=== WHAT IS BEING ASKED ===
In the entries below, find the lines that contain the word "share" and copy them.
PROVIDED MATERIAL START
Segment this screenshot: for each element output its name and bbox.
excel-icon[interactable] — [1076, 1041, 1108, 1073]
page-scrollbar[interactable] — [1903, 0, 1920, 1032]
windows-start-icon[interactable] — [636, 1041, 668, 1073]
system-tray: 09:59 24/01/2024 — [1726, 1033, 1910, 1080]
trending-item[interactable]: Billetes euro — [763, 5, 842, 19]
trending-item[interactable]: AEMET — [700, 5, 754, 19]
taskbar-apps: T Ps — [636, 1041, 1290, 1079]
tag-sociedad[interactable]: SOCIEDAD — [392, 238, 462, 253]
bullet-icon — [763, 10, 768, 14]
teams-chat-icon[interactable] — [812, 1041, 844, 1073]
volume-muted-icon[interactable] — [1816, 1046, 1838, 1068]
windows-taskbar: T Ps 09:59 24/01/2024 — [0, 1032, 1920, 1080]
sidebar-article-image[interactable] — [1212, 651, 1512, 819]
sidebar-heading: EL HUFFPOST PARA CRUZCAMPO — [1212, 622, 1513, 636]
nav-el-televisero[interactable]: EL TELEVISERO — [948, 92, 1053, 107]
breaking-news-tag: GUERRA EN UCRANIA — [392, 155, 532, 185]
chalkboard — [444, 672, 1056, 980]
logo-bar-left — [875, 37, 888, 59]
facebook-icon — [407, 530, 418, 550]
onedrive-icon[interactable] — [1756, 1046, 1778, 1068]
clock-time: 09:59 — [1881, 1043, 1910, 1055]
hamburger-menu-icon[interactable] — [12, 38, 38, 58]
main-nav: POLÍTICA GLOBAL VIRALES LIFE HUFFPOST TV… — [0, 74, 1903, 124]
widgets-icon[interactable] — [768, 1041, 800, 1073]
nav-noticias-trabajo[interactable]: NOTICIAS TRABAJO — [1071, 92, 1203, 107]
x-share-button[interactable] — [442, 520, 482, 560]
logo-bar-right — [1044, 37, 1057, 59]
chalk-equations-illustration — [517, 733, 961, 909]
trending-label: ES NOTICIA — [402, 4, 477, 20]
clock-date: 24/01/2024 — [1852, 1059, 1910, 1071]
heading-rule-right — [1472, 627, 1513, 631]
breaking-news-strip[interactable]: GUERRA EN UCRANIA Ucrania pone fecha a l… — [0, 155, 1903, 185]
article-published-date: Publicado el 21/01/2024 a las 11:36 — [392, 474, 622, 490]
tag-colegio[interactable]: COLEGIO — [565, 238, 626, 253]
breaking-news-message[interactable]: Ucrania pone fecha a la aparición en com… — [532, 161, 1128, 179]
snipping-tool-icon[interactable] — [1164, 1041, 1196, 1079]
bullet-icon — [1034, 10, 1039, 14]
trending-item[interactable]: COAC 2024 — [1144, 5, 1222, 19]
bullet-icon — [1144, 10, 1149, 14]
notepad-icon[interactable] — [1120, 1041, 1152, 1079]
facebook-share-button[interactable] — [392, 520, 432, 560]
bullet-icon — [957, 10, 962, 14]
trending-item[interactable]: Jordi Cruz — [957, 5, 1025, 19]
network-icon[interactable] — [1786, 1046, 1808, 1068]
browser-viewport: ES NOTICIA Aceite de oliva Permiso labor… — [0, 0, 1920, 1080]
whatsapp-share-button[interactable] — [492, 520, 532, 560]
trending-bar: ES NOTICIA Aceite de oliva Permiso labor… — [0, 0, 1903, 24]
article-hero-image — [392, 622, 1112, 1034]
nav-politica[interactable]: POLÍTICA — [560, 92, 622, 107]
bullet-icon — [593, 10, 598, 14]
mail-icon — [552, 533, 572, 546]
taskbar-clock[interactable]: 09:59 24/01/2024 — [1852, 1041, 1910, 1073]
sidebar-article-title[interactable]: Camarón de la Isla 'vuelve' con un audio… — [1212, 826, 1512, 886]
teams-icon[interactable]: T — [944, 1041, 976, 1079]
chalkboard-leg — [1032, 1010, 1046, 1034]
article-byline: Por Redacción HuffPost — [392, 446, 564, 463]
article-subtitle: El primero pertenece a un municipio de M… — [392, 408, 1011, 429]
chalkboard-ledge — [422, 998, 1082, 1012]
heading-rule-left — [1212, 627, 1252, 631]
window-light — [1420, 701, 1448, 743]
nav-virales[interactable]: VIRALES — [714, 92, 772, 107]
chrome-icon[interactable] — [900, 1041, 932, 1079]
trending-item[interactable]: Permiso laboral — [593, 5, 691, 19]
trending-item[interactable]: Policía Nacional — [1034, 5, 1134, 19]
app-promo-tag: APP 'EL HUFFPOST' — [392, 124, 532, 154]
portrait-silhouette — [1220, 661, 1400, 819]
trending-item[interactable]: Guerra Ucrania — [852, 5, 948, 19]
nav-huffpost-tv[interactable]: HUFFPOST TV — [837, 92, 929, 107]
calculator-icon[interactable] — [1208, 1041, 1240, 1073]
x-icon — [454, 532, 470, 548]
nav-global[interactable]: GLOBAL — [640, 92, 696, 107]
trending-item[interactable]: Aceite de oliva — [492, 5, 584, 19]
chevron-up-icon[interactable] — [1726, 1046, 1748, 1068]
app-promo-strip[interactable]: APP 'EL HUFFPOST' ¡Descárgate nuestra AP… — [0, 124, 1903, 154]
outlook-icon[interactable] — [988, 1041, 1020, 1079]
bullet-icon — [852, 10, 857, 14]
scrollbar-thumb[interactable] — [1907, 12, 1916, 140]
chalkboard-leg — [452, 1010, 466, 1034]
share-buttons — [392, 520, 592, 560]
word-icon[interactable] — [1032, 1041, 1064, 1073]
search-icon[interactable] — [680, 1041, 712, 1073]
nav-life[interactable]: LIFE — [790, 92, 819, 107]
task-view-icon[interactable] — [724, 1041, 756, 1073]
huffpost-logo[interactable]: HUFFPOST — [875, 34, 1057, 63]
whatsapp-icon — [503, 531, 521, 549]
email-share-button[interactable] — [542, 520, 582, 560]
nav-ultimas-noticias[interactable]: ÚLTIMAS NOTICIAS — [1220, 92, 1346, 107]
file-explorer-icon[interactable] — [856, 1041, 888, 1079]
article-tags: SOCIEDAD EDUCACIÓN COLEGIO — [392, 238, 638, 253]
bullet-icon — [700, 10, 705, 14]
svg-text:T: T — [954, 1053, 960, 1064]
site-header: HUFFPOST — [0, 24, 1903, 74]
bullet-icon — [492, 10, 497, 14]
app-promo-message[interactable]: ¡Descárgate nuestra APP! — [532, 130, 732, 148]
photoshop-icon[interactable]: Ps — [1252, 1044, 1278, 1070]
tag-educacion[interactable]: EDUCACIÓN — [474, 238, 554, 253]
PROVIDED MATERIAL END
=== RESPONSE TO THIS TASK ===
x-share-button[interactable] — [442, 520, 482, 560]
facebook-share-button[interactable] — [392, 520, 432, 560]
whatsapp-share-button[interactable] — [492, 520, 532, 560]
share-buttons — [392, 520, 592, 560]
email-share-button[interactable] — [542, 520, 582, 560]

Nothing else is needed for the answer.